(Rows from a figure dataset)
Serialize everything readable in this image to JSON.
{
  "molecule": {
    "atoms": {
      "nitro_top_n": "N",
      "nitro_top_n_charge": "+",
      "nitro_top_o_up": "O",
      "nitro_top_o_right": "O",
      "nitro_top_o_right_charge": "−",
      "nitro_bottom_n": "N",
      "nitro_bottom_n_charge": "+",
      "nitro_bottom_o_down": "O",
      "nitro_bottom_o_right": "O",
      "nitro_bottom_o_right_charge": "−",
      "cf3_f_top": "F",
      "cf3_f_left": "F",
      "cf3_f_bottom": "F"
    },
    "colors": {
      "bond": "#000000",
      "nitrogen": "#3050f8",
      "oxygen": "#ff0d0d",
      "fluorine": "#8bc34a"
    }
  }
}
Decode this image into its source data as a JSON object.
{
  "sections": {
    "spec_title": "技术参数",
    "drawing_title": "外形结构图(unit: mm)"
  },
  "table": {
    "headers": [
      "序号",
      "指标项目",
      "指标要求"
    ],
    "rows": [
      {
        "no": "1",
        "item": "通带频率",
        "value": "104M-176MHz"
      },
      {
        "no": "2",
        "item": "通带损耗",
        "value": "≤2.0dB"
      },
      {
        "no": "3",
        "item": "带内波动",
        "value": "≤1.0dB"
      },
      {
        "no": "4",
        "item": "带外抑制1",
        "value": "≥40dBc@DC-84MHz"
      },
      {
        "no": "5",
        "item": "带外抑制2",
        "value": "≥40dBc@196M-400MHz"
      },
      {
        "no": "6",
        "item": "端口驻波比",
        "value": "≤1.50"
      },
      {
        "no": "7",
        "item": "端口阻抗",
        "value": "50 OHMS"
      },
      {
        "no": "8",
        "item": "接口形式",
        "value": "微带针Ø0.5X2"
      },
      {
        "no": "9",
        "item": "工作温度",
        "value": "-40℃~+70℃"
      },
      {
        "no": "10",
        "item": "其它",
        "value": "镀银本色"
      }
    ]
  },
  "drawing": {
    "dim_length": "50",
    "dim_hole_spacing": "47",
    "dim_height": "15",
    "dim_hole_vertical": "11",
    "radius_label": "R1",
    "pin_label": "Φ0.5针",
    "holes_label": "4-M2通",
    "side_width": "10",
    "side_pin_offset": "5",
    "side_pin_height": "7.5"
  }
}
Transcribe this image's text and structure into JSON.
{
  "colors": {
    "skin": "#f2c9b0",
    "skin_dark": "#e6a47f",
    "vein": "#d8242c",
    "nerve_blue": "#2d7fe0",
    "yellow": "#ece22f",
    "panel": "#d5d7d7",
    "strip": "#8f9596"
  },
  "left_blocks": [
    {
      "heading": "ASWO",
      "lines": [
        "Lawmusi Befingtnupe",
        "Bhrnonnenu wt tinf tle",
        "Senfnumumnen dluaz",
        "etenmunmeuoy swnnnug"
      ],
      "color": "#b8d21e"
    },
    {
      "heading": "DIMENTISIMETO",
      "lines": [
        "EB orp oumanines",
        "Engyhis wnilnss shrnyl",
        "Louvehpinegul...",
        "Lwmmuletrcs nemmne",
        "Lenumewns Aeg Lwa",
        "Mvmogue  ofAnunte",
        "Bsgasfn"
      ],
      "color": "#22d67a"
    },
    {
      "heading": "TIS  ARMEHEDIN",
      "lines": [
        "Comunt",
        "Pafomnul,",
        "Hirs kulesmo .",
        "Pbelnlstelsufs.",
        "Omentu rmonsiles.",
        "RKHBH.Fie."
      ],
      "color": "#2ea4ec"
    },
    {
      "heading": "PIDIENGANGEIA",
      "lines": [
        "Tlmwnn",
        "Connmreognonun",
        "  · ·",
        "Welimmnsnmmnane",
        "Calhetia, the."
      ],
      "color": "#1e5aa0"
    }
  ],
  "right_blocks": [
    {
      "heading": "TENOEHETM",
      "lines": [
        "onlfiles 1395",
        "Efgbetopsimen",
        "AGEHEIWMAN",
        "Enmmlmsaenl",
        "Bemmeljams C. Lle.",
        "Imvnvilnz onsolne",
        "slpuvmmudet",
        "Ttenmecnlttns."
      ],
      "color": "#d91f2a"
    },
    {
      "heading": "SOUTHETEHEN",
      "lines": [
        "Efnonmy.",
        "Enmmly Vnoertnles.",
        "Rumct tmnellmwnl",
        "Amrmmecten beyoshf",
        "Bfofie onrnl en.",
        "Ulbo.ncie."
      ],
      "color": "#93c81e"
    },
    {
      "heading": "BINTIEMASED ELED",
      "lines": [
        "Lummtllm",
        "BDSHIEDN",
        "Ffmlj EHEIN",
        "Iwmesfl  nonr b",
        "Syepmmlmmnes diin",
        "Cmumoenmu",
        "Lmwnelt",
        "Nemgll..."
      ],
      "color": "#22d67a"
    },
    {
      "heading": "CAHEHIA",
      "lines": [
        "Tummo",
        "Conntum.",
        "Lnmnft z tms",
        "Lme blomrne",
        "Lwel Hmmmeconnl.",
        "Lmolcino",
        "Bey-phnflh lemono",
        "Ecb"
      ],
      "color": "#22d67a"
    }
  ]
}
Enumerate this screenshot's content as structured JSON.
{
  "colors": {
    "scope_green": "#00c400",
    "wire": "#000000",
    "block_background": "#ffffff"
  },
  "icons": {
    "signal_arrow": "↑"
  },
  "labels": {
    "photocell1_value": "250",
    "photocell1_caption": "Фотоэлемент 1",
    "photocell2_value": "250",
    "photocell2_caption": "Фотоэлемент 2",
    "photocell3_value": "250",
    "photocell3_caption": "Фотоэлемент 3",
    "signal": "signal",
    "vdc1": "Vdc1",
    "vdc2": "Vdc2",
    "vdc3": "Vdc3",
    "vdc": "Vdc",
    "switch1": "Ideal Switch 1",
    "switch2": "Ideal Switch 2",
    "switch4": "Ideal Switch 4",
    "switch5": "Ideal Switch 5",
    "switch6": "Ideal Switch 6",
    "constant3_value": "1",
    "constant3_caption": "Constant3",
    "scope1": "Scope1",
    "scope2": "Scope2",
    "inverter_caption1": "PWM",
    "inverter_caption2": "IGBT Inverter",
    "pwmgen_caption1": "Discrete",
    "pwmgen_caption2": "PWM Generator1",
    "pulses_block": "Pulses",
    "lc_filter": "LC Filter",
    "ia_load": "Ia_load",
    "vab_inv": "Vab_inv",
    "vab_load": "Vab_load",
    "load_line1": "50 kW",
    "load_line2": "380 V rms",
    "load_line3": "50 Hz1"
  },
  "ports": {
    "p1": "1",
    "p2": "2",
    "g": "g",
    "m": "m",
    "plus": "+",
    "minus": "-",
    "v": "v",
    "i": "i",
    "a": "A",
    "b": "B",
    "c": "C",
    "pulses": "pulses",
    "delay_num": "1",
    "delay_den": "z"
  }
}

▸ **WHAT NEEDS TO BE DONE**
Reproduce each line verbatim.

▸ **FULL SOLUTION**
Serialize everything readable in this image to JSON.
{
  "molecule": {
    "atoms": {
      "nitro_top_n": "N",
      "nitro_top_n_charge": "+",
      "nitro_top_o_up": "O",
      "nitro_top_o_right": "O",
      "nitro_top_o_right_charge": "−",
      "nitro_bottom_n": "N",
      "nitro_bottom_n_charge": "+",
      "nitro_bottom_o_down": "O",
      "nitro_bottom_o_right": "O",
      "nitro_bottom_o_right_charge": "−",
      "cf3_f_top": "F",
      "cf3_f_left": "F",
      "cf3_f_bottom": "F"
    },
    "colors": {
      "bond": "#000000",
      "nitrogen": "#3050f8",
      "oxygen": "#ff0d0d",
      "fluorine": "#8bc34a"
    }
  }
}
Decode this image into its source data as a JSON object.
{
  "sections": {
    "spec_title": "技术参数",
    "drawing_title": "外形结构图(unit: mm)"
  },
  "table": {
    "headers": [
      "序号",
      "指标项目",
      "指标要求"
    ],
    "rows": [
      {
        "no": "1",
        "item": "通带频率",
        "value": "104M-176MHz"
      },
      {
        "no": "2",
        "item": "通带损耗",
        "value": "≤2.0dB"
      },
      {
        "no": "3",
        "item": "带内波动",
        "value": "≤1.0dB"
      },
      {
        "no": "4",
        "item": "带外抑制1",
        "value": "≥40dBc@DC-84MHz"
      },
      {
        "no": "5",
        "item": "带外抑制2",
        "value": "≥40dBc@196M-400MHz"
      },
      {
        "no": "6",
        "item": "端口驻波比",
        "value": "≤1.50"
      },
      {
        "no": "7",
        "item": "端口阻抗",
        "value": "50 OHMS"
      },
      {
        "no": "8",
        "item": "接口形式",
        "value": "微带针Ø0.5X2"
      },
      {
        "no": "9",
        "item": "工作温度",
        "value": "-40℃~+70℃"
      },
      {
        "no": "10",
        "item": "其它",
        "value": "镀银本色"
      }
    ]
  },
  "drawing": {
    "dim_length": "50",
    "dim_hole_spacing": "47",
    "dim_height": "15",
    "dim_hole_vertical": "11",
    "radius_label": "R1",
    "pin_label": "Φ0.5针",
    "holes_label": "4-M2通",
    "side_width": "10",
    "side_pin_offset": "5",
    "side_pin_height": "7.5"
  }
}
Transcribe this image's text and structure into JSON.
{
  "colors": {
    "skin": "#f2c9b0",
    "skin_dark": "#e6a47f",
    "vein": "#d8242c",
    "nerve_blue": "#2d7fe0",
    "yellow": "#ece22f",
    "panel": "#d5d7d7",
    "strip": "#8f9596"
  },
  "left_blocks": [
    {
      "heading": "ASWO",
      "lines": [
        "Lawmusi Befingtnupe",
        "Bhrnonnenu wt tinf tle",
        "Senfnumumnen dluaz",
        "etenmunmeuoy swnnnug"
      ],
      "color": "#b8d21e"
    },
    {
      "heading": "DIMENTISIMETO",
      "lines": [
        "EB orp oumanines",
        "Engyhis wnilnss shrnyl",
        "Louvehpinegul...",
        "Lwmmuletrcs nemmne",
        "Lenumewns Aeg Lwa",
        "Mvmogue  ofAnunte",
        "Bsgasfn"
      ],
      "color": "#22d67a"
    },
    {
      "heading": "TIS  ARMEHEDIN",
      "lines": [
        "Comunt",
        "Pafomnul,",
        "Hirs kulesmo .",
        "Pbelnlstelsufs.",
        "Omentu rmonsiles.",
        "RKHBH.Fie."
      ],
      "color": "#2ea4ec"
    },
    {
      "heading": "PIDIENGANGEIA",
      "lines": [
        "Tlmwnn",
        "Connmreognonun",
        "  · ·",
        "Welimmnsnmmnane",
        "Calhetia, the."
      ],
      "color": "#1e5aa0"
    }
  ],
  "right_blocks": [
    {
      "heading": "TENOEHETM",
      "lines": [
        "onlfiles 1395",
        "Efgbetopsimen",
        "AGEHEIWMAN",
        "Enmmlmsaenl",
        "Bemmeljams C. Lle.",
        "Imvnvilnz onsolne",
        "slpuvmmudet",
        "Ttenmecnlttns."
      ],
      "color": "#d91f2a"
    },
    {
      "heading": "SOUTHETEHEN",
      "lines": [
        "Efnonmy.",
        "Enmmly Vnoertnles.",
        "Rumct tmnellmwnl",
        "Amrmmecten beyoshf",
        "Bfofie onrnl en.",
        "Ulbo.ncie."
      ],
      "color": "#93c81e"
    },
    {
      "heading": "BINTIEMASED ELED",
      "lines": [
        "Lummtllm",
        "BDSHIEDN",
        "Ffmlj EHEIN",
        "Iwmesfl  nonr b",
        "Syepmmlmmnes diin",
        "Cmumoenmu",
        "Lmwnelt",
        "Nemgll..."
      ],
      "color": "#22d67a"
    },
    {
      "heading": "CAHEHIA",
      "lines": [
        "Tummo",
        "Conntum.",
        "Lnmnft z tms",
        "Lme blomrne",
        "Lwel Hmmmeconnl.",
        "Lmolcino",
        "Bey-phnflh lemono",
        "Ecb"
      ],
      "color": "#22d67a"
    }
  ]
}
Enumerate this screenshot's content as structured JSON.
{
  "colors": {
    "scope_green": "#00c400",
    "wire": "#000000",
    "block_background": "#ffffff"
  },
  "icons": {
    "signal_arrow": "↑"
  },
  "labels": {
    "photocell1_value": "250",
    "photocell1_caption": "Фотоэлемент 1",
    "photocell2_value": "250",
    "photocell2_caption": "Фотоэлемент 2",
    "photocell3_value": "250",
    "photocell3_caption": "Фотоэлемент 3",
    "signal": "signal",
    "vdc1": "Vdc1",
    "vdc2": "Vdc2",
    "vdc3": "Vdc3",
    "vdc": "Vdc",
    "switch1": "Ideal Switch 1",
    "switch2": "Ideal Switch 2",
    "switch4": "Ideal Switch 4",
    "switch5": "Ideal Switch 5",
    "switch6": "Ideal Switch 6",
    "constant3_value": "1",
    "constant3_caption": "Constant3",
    "scope1": "Scope1",
    "scope2": "Scope2",
    "inverter_caption1": "PWM",
    "inverter_caption2": "IGBT Inverter",
    "pwmgen_caption1": "Discrete",
    "pwmgen_caption2": "PWM Generator1",
    "pulses_block": "Pulses",
    "lc_filter": "LC Filter",
    "ia_load": "Ia_load",
    "vab_inv": "Vab_inv",
    "vab_load": "Vab_load",
    "load_line1": "50 kW",
    "load_line2": "380 V rms",
    "load_line3": "50 Hz1"
  },
  "ports": {
    "p1": "1",
    "p2": "2",
    "g": "g",
    "m": "m",
    "plus": "+",
    "minus": "-",
    "v": "v",
    "i": "i",
    "a": "A",
    "b": "B",
    "c": "C",
    "pulses": "pulses",
    "delay_num": "1",
    "delay_den": "z"
  }
}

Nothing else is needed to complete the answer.